▶ [GOAL] Reproduce the data that follows in its entirety, character for character.

— begin GIVEN RECORDS —

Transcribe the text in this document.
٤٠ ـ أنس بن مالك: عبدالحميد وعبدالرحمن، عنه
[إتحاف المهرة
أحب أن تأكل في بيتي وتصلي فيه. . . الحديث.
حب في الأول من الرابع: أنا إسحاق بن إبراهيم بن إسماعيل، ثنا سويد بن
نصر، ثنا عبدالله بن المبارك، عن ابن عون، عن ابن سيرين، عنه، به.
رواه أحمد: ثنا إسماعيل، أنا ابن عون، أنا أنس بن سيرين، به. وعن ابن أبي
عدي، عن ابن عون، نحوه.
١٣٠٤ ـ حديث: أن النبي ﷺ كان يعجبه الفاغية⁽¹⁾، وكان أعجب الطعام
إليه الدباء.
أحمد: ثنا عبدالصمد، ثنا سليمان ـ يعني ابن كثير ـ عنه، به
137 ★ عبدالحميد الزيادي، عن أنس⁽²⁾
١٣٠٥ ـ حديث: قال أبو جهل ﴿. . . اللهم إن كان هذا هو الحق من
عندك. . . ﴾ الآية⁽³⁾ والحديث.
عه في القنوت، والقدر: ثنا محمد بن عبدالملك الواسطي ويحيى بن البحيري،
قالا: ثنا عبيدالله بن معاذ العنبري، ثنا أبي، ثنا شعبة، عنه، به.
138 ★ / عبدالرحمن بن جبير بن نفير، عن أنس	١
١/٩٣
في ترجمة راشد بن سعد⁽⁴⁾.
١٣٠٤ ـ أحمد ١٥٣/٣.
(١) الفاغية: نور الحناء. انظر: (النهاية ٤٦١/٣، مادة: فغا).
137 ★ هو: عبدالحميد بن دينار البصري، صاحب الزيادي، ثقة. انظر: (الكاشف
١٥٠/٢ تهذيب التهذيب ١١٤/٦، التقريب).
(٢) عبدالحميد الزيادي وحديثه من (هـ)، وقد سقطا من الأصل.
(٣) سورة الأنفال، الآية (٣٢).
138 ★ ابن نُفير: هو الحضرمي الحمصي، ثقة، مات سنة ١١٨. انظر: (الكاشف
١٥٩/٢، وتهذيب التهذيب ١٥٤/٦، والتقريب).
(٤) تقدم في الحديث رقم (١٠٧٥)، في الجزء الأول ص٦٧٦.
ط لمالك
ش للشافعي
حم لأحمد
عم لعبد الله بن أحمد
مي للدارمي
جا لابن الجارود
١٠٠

— end GIVEN RECORDS —

▶ [EXERCISE RESPONSE]
Transcribe the text in this document.
٤٠ ـ أنس بن مالك: عبدالحميد وعبدالرحمن، عنه
[إتحاف المهرة
أحب أن تأكل في بيتي وتصلي فيه. . . الحديث.
حب في الأول من الرابع: أنا إسحاق بن إبراهيم بن إسماعيل، ثنا سويد بن
نصر، ثنا عبدالله بن المبارك، عن ابن عون، عن ابن سيرين، عنه، به.
رواه أحمد: ثنا إسماعيل، أنا ابن عون، أنا أنس بن سيرين، به. وعن ابن أبي
عدي، عن ابن عون، نحوه.
١٣٠٤ ـ حديث: أن النبي ﷺ كان يعجبه الفاغية⁽¹⁾، وكان أعجب الطعام
إليه الدباء.
أحمد: ثنا عبدالصمد، ثنا سليمان ـ يعني ابن كثير ـ عنه، به
137 ★ عبدالحميد الزيادي، عن أنس⁽²⁾
١٣٠٥ ـ حديث: قال أبو جهل ﴿. . . اللهم إن كان هذا هو الحق من
عندك. . . ﴾ الآية⁽³⁾ والحديث.
عه في القنوت، والقدر: ثنا محمد بن عبدالملك الواسطي ويحيى بن البحيري،
قالا: ثنا عبيدالله بن معاذ العنبري، ثنا أبي، ثنا شعبة، عنه، به.
138 ★ / عبدالرحمن بن جبير بن نفير، عن أنس	١
١/٩٣
في ترجمة راشد بن سعد⁽⁴⁾.
١٣٠٤ ـ أحمد ١٥٣/٣.
(١) الفاغية: نور الحناء. انظر: (النهاية ٤٦١/٣، مادة: فغا).
137 ★ هو: عبدالحميد بن دينار البصري، صاحب الزيادي، ثقة. انظر: (الكاشف
١٥٠/٢ تهذيب التهذيب ١١٤/٦، التقريب).
(٢) عبدالحميد الزيادي وحديثه من (هـ)، وقد سقطا من الأصل.
(٣) سورة الأنفال، الآية (٣٢).
138 ★ ابن نُفير: هو الحضرمي الحمصي، ثقة، مات سنة ١١٨. انظر: (الكاشف
١٥٩/٢، وتهذيب التهذيب ١٥٤/٦، والتقريب).
(٤) تقدم في الحديث رقم (١٠٧٥)، في الجزء الأول ص٦٧٦.
ط لمالك
ش للشافعي
حم لأحمد
عم لعبد الله بن أحمد
مي للدارمي
جا لابن الجارود
١٠٠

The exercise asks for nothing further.